■ WHAT THE EXERCISE ASKS
The data below must be copied in full and without any change.
* START EXERCISE INPUT *
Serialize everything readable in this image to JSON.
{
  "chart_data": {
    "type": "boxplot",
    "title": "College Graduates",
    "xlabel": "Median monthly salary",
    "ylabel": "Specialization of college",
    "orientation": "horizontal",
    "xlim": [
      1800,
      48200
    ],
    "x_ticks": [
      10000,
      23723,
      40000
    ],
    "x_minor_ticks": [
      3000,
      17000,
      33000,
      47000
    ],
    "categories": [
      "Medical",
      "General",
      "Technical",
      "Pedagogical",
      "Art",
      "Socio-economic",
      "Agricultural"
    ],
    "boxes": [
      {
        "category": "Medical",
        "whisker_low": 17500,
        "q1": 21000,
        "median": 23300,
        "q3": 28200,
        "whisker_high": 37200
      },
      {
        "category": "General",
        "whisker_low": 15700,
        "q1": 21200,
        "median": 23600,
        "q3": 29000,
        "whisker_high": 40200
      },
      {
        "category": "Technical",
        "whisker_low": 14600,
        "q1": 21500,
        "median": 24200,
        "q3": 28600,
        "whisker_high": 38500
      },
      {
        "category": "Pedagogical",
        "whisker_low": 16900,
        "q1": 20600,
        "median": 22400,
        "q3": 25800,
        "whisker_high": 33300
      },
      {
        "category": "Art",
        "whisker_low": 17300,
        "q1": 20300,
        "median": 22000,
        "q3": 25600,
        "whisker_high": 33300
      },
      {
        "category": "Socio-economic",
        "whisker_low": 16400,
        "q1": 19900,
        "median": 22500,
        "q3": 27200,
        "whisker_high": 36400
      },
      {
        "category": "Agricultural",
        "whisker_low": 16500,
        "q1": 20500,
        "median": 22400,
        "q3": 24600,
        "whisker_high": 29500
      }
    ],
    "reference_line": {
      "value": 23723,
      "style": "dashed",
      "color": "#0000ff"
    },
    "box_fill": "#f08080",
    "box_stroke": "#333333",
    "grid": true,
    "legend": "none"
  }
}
* END EXERCISE INPUT *
■ THE COMPLETED TASK
Serialize everything readable in this image to JSON.
{
  "chart_data": {
    "type": "boxplot",
    "title": "College Graduates",
    "xlabel": "Median monthly salary",
    "ylabel": "Specialization of college",
    "orientation": "horizontal",
    "xlim": [
      1800,
      48200
    ],
    "x_ticks": [
      10000,
      23723,
      40000
    ],
    "x_minor_ticks": [
      3000,
      17000,
      33000,
      47000
    ],
    "categories": [
      "Medical",
      "General",
      "Technical",
      "Pedagogical",
      "Art",
      "Socio-economic",
      "Agricultural"
    ],
    "boxes": [
      {
        "category": "Medical",
        "whisker_low": 17500,
        "q1": 21000,
        "median": 23300,
        "q3": 28200,
        "whisker_high": 37200
      },
      {
        "category": "General",
        "whisker_low": 15700,
        "q1": 21200,
        "median": 23600,
        "q3": 29000,
        "whisker_high": 40200
      },
      {
        "category": "Technical",
        "whisker_low": 14600,
        "q1": 21500,
        "median": 24200,
        "q3": 28600,
        "whisker_high": 38500
      },
      {
        "category": "Pedagogical",
        "whisker_low": 16900,
        "q1": 20600,
        "median": 22400,
        "q3": 25800,
        "whisker_high": 33300
      },
      {
        "category": "Art",
        "whisker_low": 17300,
        "q1": 20300,
        "median": 22000,
        "q3": 25600,
        "whisker_high": 33300
      },
      {
        "category": "Socio-economic",
        "whisker_low": 16400,
        "q1": 19900,
        "median": 22500,
        "q3": 27200,
        "whisker_high": 36400
      },
      {
        "category": "Agricultural",
        "whisker_low": 16500,
        "q1": 20500,
        "median": 22400,
        "q3": 24600,
        "whisker_high": 29500
      }
    ],
    "reference_line": {
      "value": 23723,
      "style": "dashed",
      "color": "#0000ff"
    },
    "box_fill": "#f08080",
    "box_stroke": "#333333",
    "grid": true,
    "legend": "none"
  }
}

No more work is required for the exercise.